* [MATERIAL FOR THIS TASK]
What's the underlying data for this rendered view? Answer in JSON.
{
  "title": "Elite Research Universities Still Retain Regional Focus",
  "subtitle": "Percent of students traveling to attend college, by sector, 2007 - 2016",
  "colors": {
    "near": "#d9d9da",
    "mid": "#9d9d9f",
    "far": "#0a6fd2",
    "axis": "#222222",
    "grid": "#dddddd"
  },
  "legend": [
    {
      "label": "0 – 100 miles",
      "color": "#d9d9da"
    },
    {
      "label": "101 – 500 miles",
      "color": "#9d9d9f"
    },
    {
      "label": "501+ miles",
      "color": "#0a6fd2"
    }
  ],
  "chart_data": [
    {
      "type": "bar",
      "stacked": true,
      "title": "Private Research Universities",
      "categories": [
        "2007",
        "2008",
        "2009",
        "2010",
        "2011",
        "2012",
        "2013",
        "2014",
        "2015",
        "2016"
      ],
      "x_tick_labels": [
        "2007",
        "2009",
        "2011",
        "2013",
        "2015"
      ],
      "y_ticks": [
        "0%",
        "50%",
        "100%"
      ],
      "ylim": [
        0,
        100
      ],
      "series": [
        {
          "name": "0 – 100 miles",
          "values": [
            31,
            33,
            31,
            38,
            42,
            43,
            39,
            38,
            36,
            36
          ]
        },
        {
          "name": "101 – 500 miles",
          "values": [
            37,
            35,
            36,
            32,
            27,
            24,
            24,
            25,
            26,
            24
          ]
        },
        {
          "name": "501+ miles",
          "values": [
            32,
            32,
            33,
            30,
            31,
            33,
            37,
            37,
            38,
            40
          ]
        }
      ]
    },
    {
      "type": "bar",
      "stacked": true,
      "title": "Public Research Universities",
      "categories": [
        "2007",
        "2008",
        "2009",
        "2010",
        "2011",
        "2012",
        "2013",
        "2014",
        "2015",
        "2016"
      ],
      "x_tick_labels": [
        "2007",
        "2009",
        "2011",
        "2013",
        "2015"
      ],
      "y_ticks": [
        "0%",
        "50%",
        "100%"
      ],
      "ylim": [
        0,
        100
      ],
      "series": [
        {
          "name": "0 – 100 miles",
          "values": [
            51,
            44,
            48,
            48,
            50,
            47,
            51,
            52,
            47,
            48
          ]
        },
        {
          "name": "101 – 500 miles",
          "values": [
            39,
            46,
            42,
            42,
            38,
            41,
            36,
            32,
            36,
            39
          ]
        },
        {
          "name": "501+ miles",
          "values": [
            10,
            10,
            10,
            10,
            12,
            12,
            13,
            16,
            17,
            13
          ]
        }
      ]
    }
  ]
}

* [THE REQUEST] Write the entire listing out again, word for word.

* [RESPONSE TO THE EXERCISE]
What's the underlying data for this rendered view? Answer in JSON.
{
  "title": "Elite Research Universities Still Retain Regional Focus",
  "subtitle": "Percent of students traveling to attend college, by sector, 2007 - 2016",
  "colors": {
    "near": "#d9d9da",
    "mid": "#9d9d9f",
    "far": "#0a6fd2",
    "axis": "#222222",
    "grid": "#dddddd"
  },
  "legend": [
    {
      "label": "0 – 100 miles",
      "color": "#d9d9da"
    },
    {
      "label": "101 – 500 miles",
      "color": "#9d9d9f"
    },
    {
      "label": "501+ miles",
      "color": "#0a6fd2"
    }
  ],
  "chart_data": [
    {
      "type": "bar",
      "stacked": true,
      "title": "Private Research Universities",
      "categories": [
        "2007",
        "2008",
        "2009",
        "2010",
        "2011",
        "2012",
        "2013",
        "2014",
        "2015",
        "2016"
      ],
      "x_tick_labels": [
        "2007",
        "2009",
        "2011",
        "2013",
        "2015"
      ],
      "y_ticks": [
        "0%",
        "50%",
        "100%"
      ],
      "ylim": [
        0,
        100
      ],
      "series": [
        {
          "name": "0 – 100 miles",
          "values": [
            31,
            33,
            31,
            38,
            42,
            43,
            39,
            38,
            36,
            36
          ]
        },
        {
          "name": "101 – 500 miles",
          "values": [
            37,
            35,
            36,
            32,
            27,
            24,
            24,
            25,
            26,
            24
          ]
        },
        {
          "name": "501+ miles",
          "values": [
            32,
            32,
            33,
            30,
            31,
            33,
            37,
            37,
            38,
            40
          ]
        }
      ]
    },
    {
      "type": "bar",
      "stacked": true,
      "title": "Public Research Universities",
      "categories": [
        "2007",
        "2008",
        "2009",
        "2010",
        "2011",
        "2012",
        "2013",
        "2014",
        "2015",
        "2016"
      ],
      "x_tick_labels": [
        "2007",
        "2009",
        "2011",
        "2013",
        "2015"
      ],
      "y_ticks": [
        "0%",
        "50%",
        "100%"
      ],
      "ylim": [
        0,
        100
      ],
      "series": [
        {
          "name": "0 – 100 miles",
          "values": [
            51,
            44,
            48,
            48,
            50,
            47,
            51,
            52,
            47,
            48
          ]
        },
        {
          "name": "101 – 500 miles",
          "values": [
            39,
            46,
            42,
            42,
            38,
            41,
            36,
            32,
            36,
            39
          ]
        },
        {
          "name": "501+ miles",
          "values": [
            10,
            10,
            10,
            10,
            12,
            12,
            13,
            16,
            17,
            13
          ]
        }
      ]
    }
  ]
}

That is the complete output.